◆ **What the exercise asks**
The entries that follow should be written out exactly.

◆ **Dataset records**
————

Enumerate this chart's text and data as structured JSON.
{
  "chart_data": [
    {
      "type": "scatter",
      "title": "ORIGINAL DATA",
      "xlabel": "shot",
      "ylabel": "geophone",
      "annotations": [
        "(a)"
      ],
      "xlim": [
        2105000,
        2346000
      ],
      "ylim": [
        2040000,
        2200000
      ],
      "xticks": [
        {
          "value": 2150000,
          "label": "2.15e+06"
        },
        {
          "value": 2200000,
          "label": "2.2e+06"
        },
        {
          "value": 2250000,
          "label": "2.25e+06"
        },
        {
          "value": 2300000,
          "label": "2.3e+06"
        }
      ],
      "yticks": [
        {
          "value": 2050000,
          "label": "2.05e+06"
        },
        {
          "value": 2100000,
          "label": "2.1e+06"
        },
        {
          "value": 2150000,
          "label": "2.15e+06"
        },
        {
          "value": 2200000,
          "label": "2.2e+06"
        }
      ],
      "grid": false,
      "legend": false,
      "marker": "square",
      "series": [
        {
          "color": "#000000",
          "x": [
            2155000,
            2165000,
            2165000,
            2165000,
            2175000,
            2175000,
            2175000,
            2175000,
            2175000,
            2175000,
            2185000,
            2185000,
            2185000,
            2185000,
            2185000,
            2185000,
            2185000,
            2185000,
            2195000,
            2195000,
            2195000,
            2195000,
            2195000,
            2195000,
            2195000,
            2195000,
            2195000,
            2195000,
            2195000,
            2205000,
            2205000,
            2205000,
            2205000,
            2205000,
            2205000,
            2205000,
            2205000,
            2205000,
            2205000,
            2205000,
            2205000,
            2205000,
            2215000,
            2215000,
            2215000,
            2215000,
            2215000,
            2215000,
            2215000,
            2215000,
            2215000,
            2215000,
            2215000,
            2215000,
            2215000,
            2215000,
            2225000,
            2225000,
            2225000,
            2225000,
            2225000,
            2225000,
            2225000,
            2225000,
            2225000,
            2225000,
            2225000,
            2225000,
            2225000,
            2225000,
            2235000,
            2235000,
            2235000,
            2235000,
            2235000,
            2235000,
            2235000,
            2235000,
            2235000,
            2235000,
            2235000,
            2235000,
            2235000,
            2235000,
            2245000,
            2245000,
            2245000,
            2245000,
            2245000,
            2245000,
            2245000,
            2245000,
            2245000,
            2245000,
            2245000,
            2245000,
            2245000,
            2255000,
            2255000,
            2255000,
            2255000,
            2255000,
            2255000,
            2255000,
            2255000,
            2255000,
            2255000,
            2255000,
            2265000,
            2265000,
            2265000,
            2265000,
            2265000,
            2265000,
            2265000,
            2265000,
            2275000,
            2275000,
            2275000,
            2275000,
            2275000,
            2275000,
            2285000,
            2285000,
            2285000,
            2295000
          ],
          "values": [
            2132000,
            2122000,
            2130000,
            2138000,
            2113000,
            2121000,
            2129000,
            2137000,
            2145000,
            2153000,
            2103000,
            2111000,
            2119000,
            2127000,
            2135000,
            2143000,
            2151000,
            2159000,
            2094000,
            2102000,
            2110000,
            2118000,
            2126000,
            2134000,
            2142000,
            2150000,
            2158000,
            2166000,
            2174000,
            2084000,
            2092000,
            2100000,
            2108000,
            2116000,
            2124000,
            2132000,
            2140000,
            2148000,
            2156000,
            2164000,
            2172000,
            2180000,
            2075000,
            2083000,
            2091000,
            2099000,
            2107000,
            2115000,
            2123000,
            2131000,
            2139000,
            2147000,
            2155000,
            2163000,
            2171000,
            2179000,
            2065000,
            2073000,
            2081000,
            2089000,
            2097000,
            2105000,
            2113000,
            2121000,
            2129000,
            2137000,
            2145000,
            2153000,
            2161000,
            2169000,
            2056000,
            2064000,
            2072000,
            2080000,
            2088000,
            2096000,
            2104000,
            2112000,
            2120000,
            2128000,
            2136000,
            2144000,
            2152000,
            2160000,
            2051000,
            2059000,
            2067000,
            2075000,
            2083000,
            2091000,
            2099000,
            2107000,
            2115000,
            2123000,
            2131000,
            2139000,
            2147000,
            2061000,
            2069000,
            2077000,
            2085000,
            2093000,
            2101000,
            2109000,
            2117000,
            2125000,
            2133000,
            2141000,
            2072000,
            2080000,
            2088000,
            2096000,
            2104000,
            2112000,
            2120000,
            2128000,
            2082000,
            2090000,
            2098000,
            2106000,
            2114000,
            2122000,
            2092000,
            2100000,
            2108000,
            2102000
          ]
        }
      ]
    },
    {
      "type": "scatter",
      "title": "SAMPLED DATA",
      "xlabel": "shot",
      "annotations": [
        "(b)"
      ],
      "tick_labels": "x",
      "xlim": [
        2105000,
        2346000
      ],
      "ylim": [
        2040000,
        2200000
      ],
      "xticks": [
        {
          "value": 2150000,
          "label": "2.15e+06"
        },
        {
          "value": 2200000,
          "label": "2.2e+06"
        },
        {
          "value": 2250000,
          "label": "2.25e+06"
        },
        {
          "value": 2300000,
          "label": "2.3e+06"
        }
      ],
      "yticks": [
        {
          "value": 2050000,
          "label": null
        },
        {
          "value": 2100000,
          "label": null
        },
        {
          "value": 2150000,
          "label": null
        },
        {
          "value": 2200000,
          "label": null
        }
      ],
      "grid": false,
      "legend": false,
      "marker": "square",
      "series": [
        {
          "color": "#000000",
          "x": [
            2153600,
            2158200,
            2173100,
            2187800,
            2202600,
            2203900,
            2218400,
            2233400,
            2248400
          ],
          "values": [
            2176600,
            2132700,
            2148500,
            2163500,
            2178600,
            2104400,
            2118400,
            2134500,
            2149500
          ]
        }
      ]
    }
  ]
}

————

◆ **Problem solution**
Enumerate this chart's text and data as structured JSON.
{
  "chart_data": [
    {
      "type": "scatter",
      "title": "ORIGINAL DATA",
      "xlabel": "shot",
      "ylabel": "geophone",
      "annotations": [
        "(a)"
      ],
      "xlim": [
        2105000,
        2346000
      ],
      "ylim": [
        2040000,
        2200000
      ],
      "xticks": [
        {
          "value": 2150000,
          "label": "2.15e+06"
        },
        {
          "value": 2200000,
          "label": "2.2e+06"
        },
        {
          "value": 2250000,
          "label": "2.25e+06"
        },
        {
          "value": 2300000,
          "label": "2.3e+06"
        }
      ],
      "yticks": [
        {
          "value": 2050000,
          "label": "2.05e+06"
        },
        {
          "value": 2100000,
          "label": "2.1e+06"
        },
        {
          "value": 2150000,
          "label": "2.15e+06"
        },
        {
          "value": 2200000,
          "label": "2.2e+06"
        }
      ],
      "grid": false,
      "legend": false,
      "marker": "square",
      "series": [
        {
          "color": "#000000",
          "x": [
            2155000,
            2165000,
            2165000,
            2165000,
            2175000,
            2175000,
            2175000,
            2175000,
            2175000,
            2175000,
            2185000,
            2185000,
            2185000,
            2185000,
            2185000,
            2185000,
            2185000,
            2185000,
            2195000,
            2195000,
            2195000,
            2195000,
            2195000,
            2195000,
            2195000,
            2195000,
            2195000,
            2195000,
            2195000,
            2205000,
            2205000,
            2205000,
            2205000,
            2205000,
            2205000,
            2205000,
            2205000,
            2205000,
            2205000,
            2205000,
            2205000,
            2205000,
            2215000,
            2215000,
            2215000,
            2215000,
            2215000,
            2215000,
            2215000,
            2215000,
            2215000,
            2215000,
            2215000,
            2215000,
            2215000,
            2215000,
            2225000,
            2225000,
            2225000,
            2225000,
            2225000,
            2225000,
            2225000,
            2225000,
            2225000,
            2225000,
            2225000,
            2225000,
            2225000,
            2225000,
            2235000,
            2235000,
            2235000,
            2235000,
            2235000,
            2235000,
            2235000,
            2235000,
            2235000,
            2235000,
            2235000,
            2235000,
            2235000,
            2235000,
            2245000,
            2245000,
            2245000,
            2245000,
            2245000,
            2245000,
            2245000,
            2245000,
            2245000,
            2245000,
            2245000,
            2245000,
            2245000,
            2255000,
            2255000,
            2255000,
            2255000,
            2255000,
            2255000,
            2255000,
            2255000,
            2255000,
            2255000,
            2255000,
            2265000,
            2265000,
            2265000,
            2265000,
            2265000,
            2265000,
            2265000,
            2265000,
            2275000,
            2275000,
            2275000,
            2275000,
            2275000,
            2275000,
            2285000,
            2285000,
            2285000,
            2295000
          ],
          "values": [
            2132000,
            2122000,
            2130000,
            2138000,
            2113000,
            2121000,
            2129000,
            2137000,
            2145000,
            2153000,
            2103000,
            2111000,
            2119000,
            2127000,
            2135000,
            2143000,
            2151000,
            2159000,
            2094000,
            2102000,
            2110000,
            2118000,
            2126000,
            2134000,
            2142000,
            2150000,
            2158000,
            2166000,
            2174000,
            2084000,
            2092000,
            2100000,
            2108000,
            2116000,
            2124000,
            2132000,
            2140000,
            2148000,
            2156000,
            2164000,
            2172000,
            2180000,
            2075000,
            2083000,
            2091000,
            2099000,
            2107000,
            2115000,
            2123000,
            2131000,
            2139000,
            2147000,
            2155000,
            2163000,
            2171000,
            2179000,
            2065000,
            2073000,
            2081000,
            2089000,
            2097000,
            2105000,
            2113000,
            2121000,
            2129000,
            2137000,
            2145000,
            2153000,
            2161000,
            2169000,
            2056000,
            2064000,
            2072000,
            2080000,
            2088000,
            2096000,
            2104000,
            2112000,
            2120000,
            2128000,
            2136000,
            2144000,
            2152000,
            2160000,
            2051000,
            2059000,
            2067000,
            2075000,
            2083000,
            2091000,
            2099000,
            2107000,
            2115000,
            2123000,
            2131000,
            2139000,
            2147000,
            2061000,
            2069000,
            2077000,
            2085000,
            2093000,
            2101000,
            2109000,
            2117000,
            2125000,
            2133000,
            2141000,
            2072000,
            2080000,
            2088000,
            2096000,
            2104000,
            2112000,
            2120000,
            2128000,
            2082000,
            2090000,
            2098000,
            2106000,
            2114000,
            2122000,
            2092000,
            2100000,
            2108000,
            2102000
          ]
        }
      ]
    },
    {
      "type": "scatter",
      "title": "SAMPLED DATA",
      "xlabel": "shot",
      "annotations": [
        "(b)"
      ],
      "tick_labels": "x",
      "xlim": [
        2105000,
        2346000
      ],
      "ylim": [
        2040000,
        2200000
      ],
      "xticks": [
        {
          "value": 2150000,
          "label": "2.15e+06"
        },
        {
          "value": 2200000,
          "label": "2.2e+06"
        },
        {
          "value": 2250000,
          "label": "2.25e+06"
        },
        {
          "value": 2300000,
          "label": "2.3e+06"
        }
      ],
      "yticks": [
        {
          "value": 2050000,
          "label": null
        },
        {
          "value": 2100000,
          "label": null
        },
        {
          "value": 2150000,
          "label": null
        },
        {
          "value": 2200000,
          "label": null
        }
      ],
      "grid": false,
      "legend": false,
      "marker": "square",
      "series": [
        {
          "color": "#000000",
          "x": [
            2153600,
            2158200,
            2173100,
            2187800,
            2202600,
            2203900,
            2218400,
            2233400,
            2248400
          ],
          "values": [
            2176600,
            2132700,
            2148500,
            2163500,
            2178600,
            2104400,
            2118400,
            2134500,
            2149500
          ]
        }
      ]
    }
  ]
}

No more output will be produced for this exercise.